_WHAT TO WORK ON_
Copy all of the material below exactly.

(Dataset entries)
>> START

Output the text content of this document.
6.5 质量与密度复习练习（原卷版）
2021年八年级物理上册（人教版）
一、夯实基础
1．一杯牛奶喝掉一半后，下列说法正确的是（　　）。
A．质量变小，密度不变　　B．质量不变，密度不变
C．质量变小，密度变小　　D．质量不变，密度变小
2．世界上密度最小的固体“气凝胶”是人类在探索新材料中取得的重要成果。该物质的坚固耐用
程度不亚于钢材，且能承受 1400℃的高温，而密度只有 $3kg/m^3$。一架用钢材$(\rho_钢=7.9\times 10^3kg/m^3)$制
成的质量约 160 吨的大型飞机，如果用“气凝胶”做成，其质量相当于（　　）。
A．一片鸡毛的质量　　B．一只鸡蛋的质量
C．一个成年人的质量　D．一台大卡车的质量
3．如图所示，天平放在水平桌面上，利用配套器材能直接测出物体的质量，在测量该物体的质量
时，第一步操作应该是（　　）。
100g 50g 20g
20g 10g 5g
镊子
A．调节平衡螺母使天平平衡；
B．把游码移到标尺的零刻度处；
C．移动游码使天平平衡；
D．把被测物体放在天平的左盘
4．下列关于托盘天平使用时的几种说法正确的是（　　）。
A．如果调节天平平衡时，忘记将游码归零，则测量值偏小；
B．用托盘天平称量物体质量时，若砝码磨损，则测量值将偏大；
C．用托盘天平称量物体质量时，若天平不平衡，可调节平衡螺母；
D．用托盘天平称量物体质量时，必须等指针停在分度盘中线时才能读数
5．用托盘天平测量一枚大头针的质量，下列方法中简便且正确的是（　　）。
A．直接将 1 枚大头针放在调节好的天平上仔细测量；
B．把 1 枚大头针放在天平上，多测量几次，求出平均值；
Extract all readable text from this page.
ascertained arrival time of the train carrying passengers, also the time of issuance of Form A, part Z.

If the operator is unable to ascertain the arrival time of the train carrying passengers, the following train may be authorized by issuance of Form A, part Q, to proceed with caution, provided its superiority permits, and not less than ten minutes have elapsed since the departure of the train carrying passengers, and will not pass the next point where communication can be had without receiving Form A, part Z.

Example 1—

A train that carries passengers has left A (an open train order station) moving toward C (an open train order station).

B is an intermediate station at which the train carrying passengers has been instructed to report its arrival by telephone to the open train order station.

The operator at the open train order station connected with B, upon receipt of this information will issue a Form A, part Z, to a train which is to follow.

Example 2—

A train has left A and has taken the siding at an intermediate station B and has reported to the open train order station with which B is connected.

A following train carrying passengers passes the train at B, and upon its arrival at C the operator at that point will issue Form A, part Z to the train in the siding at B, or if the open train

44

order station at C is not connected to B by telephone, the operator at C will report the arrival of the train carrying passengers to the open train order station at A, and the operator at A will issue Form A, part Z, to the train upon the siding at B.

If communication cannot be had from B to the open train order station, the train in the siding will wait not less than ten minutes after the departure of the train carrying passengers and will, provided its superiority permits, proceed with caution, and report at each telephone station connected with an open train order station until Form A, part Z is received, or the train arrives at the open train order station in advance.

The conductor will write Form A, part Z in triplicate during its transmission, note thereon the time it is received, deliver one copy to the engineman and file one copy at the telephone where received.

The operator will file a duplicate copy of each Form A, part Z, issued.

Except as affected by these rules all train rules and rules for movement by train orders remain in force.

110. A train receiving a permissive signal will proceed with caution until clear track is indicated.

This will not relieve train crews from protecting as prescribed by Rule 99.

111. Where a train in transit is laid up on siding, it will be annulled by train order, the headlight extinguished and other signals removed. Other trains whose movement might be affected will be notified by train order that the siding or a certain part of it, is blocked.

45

>> END

_ANSWER FOR THIS EXERCISE_
Output the text content of this document.
6.5 质量与密度复习练习（原卷版）
2021年八年级物理上册（人教版）
一、夯实基础
1．一杯牛奶喝掉一半后，下列说法正确的是（　　）。
A．质量变小，密度不变　　B．质量不变，密度不变
C．质量变小，密度变小　　D．质量不变，密度变小
2．世界上密度最小的固体“气凝胶”是人类在探索新材料中取得的重要成果。该物质的坚固耐用
程度不亚于钢材，且能承受 1400℃的高温，而密度只有 $3kg/m^3$。一架用钢材$(\rho_钢=7.9\times 10^3kg/m^3)$制
成的质量约 160 吨的大型飞机，如果用“气凝胶”做成，其质量相当于（　　）。
A．一片鸡毛的质量　　B．一只鸡蛋的质量
C．一个成年人的质量　D．一台大卡车的质量
3．如图所示，天平放在水平桌面上，利用配套器材能直接测出物体的质量，在测量该物体的质量
时，第一步操作应该是（　　）。
100g 50g 20g
20g 10g 5g
镊子
A．调节平衡螺母使天平平衡；
B．把游码移到标尺的零刻度处；
C．移动游码使天平平衡；
D．把被测物体放在天平的左盘
4．下列关于托盘天平使用时的几种说法正确的是（　　）。
A．如果调节天平平衡时，忘记将游码归零，则测量值偏小；
B．用托盘天平称量物体质量时，若砝码磨损，则测量值将偏大；
C．用托盘天平称量物体质量时，若天平不平衡，可调节平衡螺母；
D．用托盘天平称量物体质量时，必须等指针停在分度盘中线时才能读数
5．用托盘天平测量一枚大头针的质量，下列方法中简便且正确的是（　　）。
A．直接将 1 枚大头针放在调节好的天平上仔细测量；
B．把 1 枚大头针放在天平上，多测量几次，求出平均值；
Extract all readable text from this page.
ascertained arrival time of the train carrying passengers, also the time of issuance of Form A, part Z.

If the operator is unable to ascertain the arrival time of the train carrying passengers, the following train may be authorized by issuance of Form A, part Q, to proceed with caution, provided its superiority permits, and not less than ten minutes have elapsed since the departure of the train carrying passengers, and will not pass the next point where communication can be had without receiving Form A, part Z.

Example 1—

A train that carries passengers has left A (an open train order station) moving toward C (an open train order station).

B is an intermediate station at which the train carrying passengers has been instructed to report its arrival by telephone to the open train order station.

The operator at the open train order station connected with B, upon receipt of this information will issue a Form A, part Z, to a train which is to follow.

Example 2—

A train has left A and has taken the siding at an intermediate station B and has reported to the open train order station with which B is connected.

A following train carrying passengers passes the train at B, and upon its arrival at C the operator at that point will issue Form A, part Z to the train in the siding at B, or if the open train

44

order station at C is not connected to B by telephone, the operator at C will report the arrival of the train carrying passengers to the open train order station at A, and the operator at A will issue Form A, part Z, to the train upon the siding at B.

If communication cannot be had from B to the open train order station, the train in the siding will wait not less than ten minutes after the departure of the train carrying passengers and will, provided its superiority permits, proceed with caution, and report at each telephone station connected with an open train order station until Form A, part Z is received, or the train arrives at the open train order station in advance.

The conductor will write Form A, part Z in triplicate during its transmission, note thereon the time it is received, deliver one copy to the engineman and file one copy at the telephone where received.

The operator will file a duplicate copy of each Form A, part Z, issued.

Except as affected by these rules all train rules and rules for movement by train orders remain in force.

110. A train receiving a permissive signal will proceed with caution until clear track is indicated.

This will not relieve train crews from protecting as prescribed by Rule 99.

111. Where a train in transit is laid up on siding, it will be annulled by train order, the headlight extinguished and other signals removed. Other trains whose movement might be affected will be notified by train order that the siding or a certain part of it, is blocked.

45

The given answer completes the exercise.